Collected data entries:
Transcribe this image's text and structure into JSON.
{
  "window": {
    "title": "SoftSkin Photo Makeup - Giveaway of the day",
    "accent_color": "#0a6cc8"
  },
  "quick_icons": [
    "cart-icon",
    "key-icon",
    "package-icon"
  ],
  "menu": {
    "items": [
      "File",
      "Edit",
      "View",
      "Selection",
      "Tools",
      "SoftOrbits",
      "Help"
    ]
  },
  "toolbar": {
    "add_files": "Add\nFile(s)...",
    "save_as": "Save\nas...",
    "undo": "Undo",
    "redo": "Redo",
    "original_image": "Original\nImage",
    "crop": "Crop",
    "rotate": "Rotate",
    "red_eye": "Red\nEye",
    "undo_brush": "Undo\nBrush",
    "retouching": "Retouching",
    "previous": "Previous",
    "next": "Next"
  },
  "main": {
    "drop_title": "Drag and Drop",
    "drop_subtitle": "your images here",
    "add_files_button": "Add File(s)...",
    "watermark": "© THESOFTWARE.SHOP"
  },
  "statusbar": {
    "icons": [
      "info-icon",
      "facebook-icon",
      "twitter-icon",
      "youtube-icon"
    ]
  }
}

What is being asked: Reproduce the data in its entirety, matching each character.

Final result:
Transcribe this image's text and structure into JSON.
{
  "window": {
    "title": "SoftSkin Photo Makeup - Giveaway of the day",
    "accent_color": "#0a6cc8"
  },
  "quick_icons": [
    "cart-icon",
    "key-icon",
    "package-icon"
  ],
  "menu": {
    "items": [
      "File",
      "Edit",
      "View",
      "Selection",
      "Tools",
      "SoftOrbits",
      "Help"
    ]
  },
  "toolbar": {
    "add_files": "Add\nFile(s)...",
    "save_as": "Save\nas...",
    "undo": "Undo",
    "redo": "Redo",
    "original_image": "Original\nImage",
    "crop": "Crop",
    "rotate": "Rotate",
    "red_eye": "Red\nEye",
    "undo_brush": "Undo\nBrush",
    "retouching": "Retouching",
    "previous": "Previous",
    "next": "Next"
  },
  "main": {
    "drop_title": "Drag and Drop",
    "drop_subtitle": "your images here",
    "add_files_button": "Add File(s)...",
    "watermark": "© THESOFTWARE.SHOP"
  },
  "statusbar": {
    "icons": [
      "info-icon",
      "facebook-icon",
      "twitter-icon",
      "youtube-icon"
    ]
  }
}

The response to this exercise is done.